Can you print the data exactly and leave out each image?

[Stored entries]

+ + + + +

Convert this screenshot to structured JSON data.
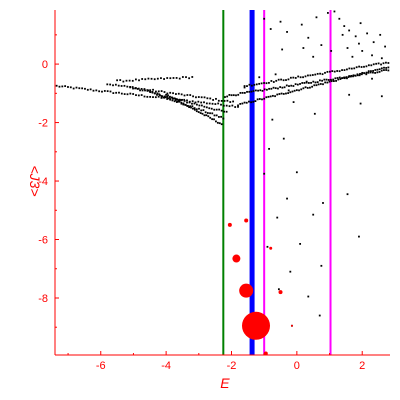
{
  "chart_data": {
    "type": "scatter",
    "xlabel": "E",
    "ylabel": "<J3>",
    "xlim": [
      -7.4,
      2.85
    ],
    "ylim": [
      -9.95,
      1.85
    ],
    "x_ticks": [
      -6,
      -4,
      -2,
      0,
      2
    ],
    "y_ticks": [
      0,
      -2,
      -4,
      -6,
      -8
    ],
    "colors": {
      "axes": "#ff0000",
      "points": "#000000",
      "highlight": "#ff0000",
      "green_line": "#008000",
      "blue_line": "#0000ff",
      "magenta_line": "#ff00ff"
    },
    "vertical_lines": [
      {
        "x": -2.25,
        "color": "green_line",
        "weight": "thin"
      },
      {
        "x": -1.37,
        "color": "blue_line",
        "weight": "thick"
      },
      {
        "x": -1.0,
        "color": "magenta_line",
        "weight": "thin"
      },
      {
        "x": 1.03,
        "color": "magenta_line",
        "weight": "thin"
      }
    ],
    "highlight_points": [
      {
        "x": -2.05,
        "y": -5.5,
        "r": 2
      },
      {
        "x": -1.55,
        "y": -5.35,
        "r": 2
      },
      {
        "x": -1.85,
        "y": -6.65,
        "r": 4
      },
      {
        "x": -1.55,
        "y": -7.75,
        "r": 7
      },
      {
        "x": -1.25,
        "y": -8.95,
        "r": 14
      },
      {
        "x": -0.8,
        "y": -6.3,
        "r": 1.5
      },
      {
        "x": -0.5,
        "y": -7.8,
        "r": 2
      },
      {
        "x": -0.15,
        "y": -8.95,
        "r": 1
      },
      {
        "x": -0.95,
        "y": -9.9,
        "r": 2
      }
    ],
    "scatter_branches": [
      {
        "x_start": -7.35,
        "y_start": -0.75,
        "x_end": -1.8,
        "y_end": -1.45,
        "n": 65
      },
      {
        "x_start": -5.8,
        "y_start": -0.68,
        "x_end": -1.95,
        "y_end": -1.3,
        "n": 45
      },
      {
        "x_start": -5.1,
        "y_start": -0.78,
        "x_end": -2.15,
        "y_end": -1.65,
        "n": 40
      },
      {
        "x_start": -4.55,
        "y_start": -0.92,
        "x_end": -2.25,
        "y_end": -1.85,
        "n": 35
      },
      {
        "x_start": -4.0,
        "y_start": -1.05,
        "x_end": -2.3,
        "y_end": -2.05,
        "n": 30
      },
      {
        "x_start": -5.5,
        "y_start": -0.58,
        "x_end": -3.2,
        "y_end": -0.45,
        "n": 25
      },
      {
        "x_start": -1.8,
        "y_start": -1.4,
        "x_end": 2.8,
        "y_end": -0.1,
        "n": 70
      },
      {
        "x_start": -2.2,
        "y_start": -1.1,
        "x_end": 2.8,
        "y_end": -0.2,
        "n": 75
      },
      {
        "x_start": -1.6,
        "y_start": -0.75,
        "x_end": 2.8,
        "y_end": 0.05,
        "n": 60
      }
    ],
    "scatter_points": [
      [
        -1.0,
        1.55
      ],
      [
        -0.8,
        1.2
      ],
      [
        -0.5,
        1.45
      ],
      [
        -0.3,
        1.1
      ],
      [
        0.15,
        1.35
      ],
      [
        0.35,
        0.9
      ],
      [
        0.6,
        1.6
      ],
      [
        0.95,
        1.75
      ],
      [
        1.15,
        1.8
      ],
      [
        1.3,
        1.55
      ],
      [
        1.45,
        1.3
      ],
      [
        1.6,
        1.15
      ],
      [
        1.8,
        0.95
      ],
      [
        1.95,
        1.4
      ],
      [
        2.15,
        1.05
      ],
      [
        2.35,
        0.75
      ],
      [
        2.55,
        1.0
      ],
      [
        2.7,
        0.6
      ],
      [
        1.05,
        0.45
      ],
      [
        1.55,
        0.55
      ],
      [
        2.0,
        0.45
      ],
      [
        2.3,
        0.3
      ],
      [
        0.75,
        0.65
      ],
      [
        0.2,
        0.55
      ],
      [
        -0.45,
        0.5
      ],
      [
        1.4,
        1.0
      ],
      [
        1.9,
        0.7
      ],
      [
        2.6,
        0.2
      ],
      [
        0.5,
        0.25
      ],
      [
        1.7,
        0.25
      ],
      [
        -1.6,
        -0.8
      ],
      [
        -1.15,
        -0.45
      ],
      [
        -0.65,
        -0.35
      ],
      [
        -0.25,
        -0.9
      ],
      [
        0.3,
        -0.6
      ],
      [
        -0.1,
        -1.3
      ],
      [
        0.55,
        -1.7
      ],
      [
        -0.75,
        -1.9
      ],
      [
        1.6,
        -1.05
      ],
      [
        2.3,
        -0.5
      ],
      [
        2.6,
        -1.1
      ],
      [
        1.95,
        -1.35
      ],
      [
        -0.85,
        -2.9
      ],
      [
        -0.4,
        -2.55
      ],
      [
        0.0,
        -3.7
      ],
      [
        -1.0,
        -3.75
      ],
      [
        -0.3,
        -4.6
      ],
      [
        0.8,
        -4.75
      ],
      [
        1.55,
        -4.45
      ],
      [
        -0.6,
        -5.25
      ],
      [
        0.5,
        -5.15
      ],
      [
        1.9,
        -5.9
      ],
      [
        -0.9,
        -6.25
      ],
      [
        0.1,
        -6.15
      ],
      [
        0.75,
        -6.9
      ],
      [
        -0.2,
        -7.1
      ],
      [
        -0.55,
        -7.7
      ],
      [
        0.35,
        -7.95
      ],
      [
        0.7,
        -8.6
      ],
      [
        -0.15,
        -8.95
      ]
    ]
  }
}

+ + + + +

Solution for this exercise
Convert this screenshot to structured JSON data.
{
  "chart_data": {
    "type": "scatter",
    "xlabel": "E",
    "ylabel": "<J3>",
    "xlim": [
      -7.4,
      2.85
    ],
    "ylim": [
      -9.95,
      1.85
    ],
    "x_ticks": [
      -6,
      -4,
      -2,
      0,
      2
    ],
    "y_ticks": [
      0,
      -2,
      -4,
      -6,
      -8
    ],
    "colors": {
      "axes": "#ff0000",
      "points": "#000000",
      "highlight": "#ff0000",
      "green_line": "#008000",
      "blue_line": "#0000ff",
      "magenta_line": "#ff00ff"
    },
    "vertical_lines": [
      {
        "x": -2.25,
        "color": "green_line",
        "weight": "thin"
      },
      {
        "x": -1.37,
        "color": "blue_line",
        "weight": "thick"
      },
      {
        "x": -1.0,
        "color": "magenta_line",
        "weight": "thin"
      },
      {
        "x": 1.03,
        "color": "magenta_line",
        "weight": "thin"
      }
    ],
    "highlight_points": [
      {
        "x": -2.05,
        "y": -5.5,
        "r": 2
      },
      {
        "x": -1.55,
        "y": -5.35,
        "r": 2
      },
      {
        "x": -1.85,
        "y": -6.65,
        "r": 4
      },
      {
        "x": -1.55,
        "y": -7.75,
        "r": 7
      },
      {
        "x": -1.25,
        "y": -8.95,
        "r": 14
      },
      {
        "x": -0.8,
        "y": -6.3,
        "r": 1.5
      },
      {
        "x": -0.5,
        "y": -7.8,
        "r": 2
      },
      {
        "x": -0.15,
        "y": -8.95,
        "r": 1
      },
      {
        "x": -0.95,
        "y": -9.9,
        "r": 2
      }
    ],
    "scatter_branches": [
      {
        "x_start": -7.35,
        "y_start": -0.75,
        "x_end": -1.8,
        "y_end": -1.45,
        "n": 65
      },
      {
        "x_start": -5.8,
        "y_start": -0.68,
        "x_end": -1.95,
        "y_end": -1.3,
        "n": 45
      },
      {
        "x_start": -5.1,
        "y_start": -0.78,
        "x_end": -2.15,
        "y_end": -1.65,
        "n": 40
      },
      {
        "x_start": -4.55,
        "y_start": -0.92,
        "x_end": -2.25,
        "y_end": -1.85,
        "n": 35
      },
      {
        "x_start": -4.0,
        "y_start": -1.05,
        "x_end": -2.3,
        "y_end": -2.05,
        "n": 30
      },
      {
        "x_start": -5.5,
        "y_start": -0.58,
        "x_end": -3.2,
        "y_end": -0.45,
        "n": 25
      },
      {
        "x_start": -1.8,
        "y_start": -1.4,
        "x_end": 2.8,
        "y_end": -0.1,
        "n": 70
      },
      {
        "x_start": -2.2,
        "y_start": -1.1,
        "x_end": 2.8,
        "y_end": -0.2,
        "n": 75
      },
      {
        "x_start": -1.6,
        "y_start": -0.75,
        "x_end": 2.8,
        "y_end": 0.05,
        "n": 60
      }
    ],
    "scatter_points": [
      [
        -1.0,
        1.55
      ],
      [
        -0.8,
        1.2
      ],
      [
        -0.5,
        1.45
      ],
      [
        -0.3,
        1.1
      ],
      [
        0.15,
        1.35
      ],
      [
        0.35,
        0.9
      ],
      [
        0.6,
        1.6
      ],
      [
        0.95,
        1.75
      ],
      [
        1.15,
        1.8
      ],
      [
        1.3,
        1.55
      ],
      [
        1.45,
        1.3
      ],
      [
        1.6,
        1.15
      ],
      [
        1.8,
        0.95
      ],
      [
        1.95,
        1.4
      ],
      [
        2.15,
        1.05
      ],
      [
        2.35,
        0.75
      ],
      [
        2.55,
        1.0
      ],
      [
        2.7,
        0.6
      ],
      [
        1.05,
        0.45
      ],
      [
        1.55,
        0.55
      ],
      [
        2.0,
        0.45
      ],
      [
        2.3,
        0.3
      ],
      [
        0.75,
        0.65
      ],
      [
        0.2,
        0.55
      ],
      [
        -0.45,
        0.5
      ],
      [
        1.4,
        1.0
      ],
      [
        1.9,
        0.7
      ],
      [
        2.6,
        0.2
      ],
      [
        0.5,
        0.25
      ],
      [
        1.7,
        0.25
      ],
      [
        -1.6,
        -0.8
      ],
      [
        -1.15,
        -0.45
      ],
      [
        -0.65,
        -0.35
      ],
      [
        -0.25,
        -0.9
      ],
      [
        0.3,
        -0.6
      ],
      [
        -0.1,
        -1.3
      ],
      [
        0.55,
        -1.7
      ],
      [
        -0.75,
        -1.9
      ],
      [
        1.6,
        -1.05
      ],
      [
        2.3,
        -0.5
      ],
      [
        2.6,
        -1.1
      ],
      [
        1.95,
        -1.35
      ],
      [
        -0.85,
        -2.9
      ],
      [
        -0.4,
        -2.55
      ],
      [
        0.0,
        -3.7
      ],
      [
        -1.0,
        -3.75
      ],
      [
        -0.3,
        -4.6
      ],
      [
        0.8,
        -4.75
      ],
      [
        1.55,
        -4.45
      ],
      [
        -0.6,
        -5.25
      ],
      [
        0.5,
        -5.15
      ],
      [
        1.9,
        -5.9
      ],
      [
        -0.9,
        -6.25
      ],
      [
        0.1,
        -6.15
      ],
      [
        0.75,
        -6.9
      ],
      [
        -0.2,
        -7.1
      ],
      [
        -0.55,
        -7.7
      ],
      [
        0.35,
        -7.95
      ],
      [
        0.7,
        -8.6
      ],
      [
        -0.15,
        -8.95
      ]
    ]
  }
}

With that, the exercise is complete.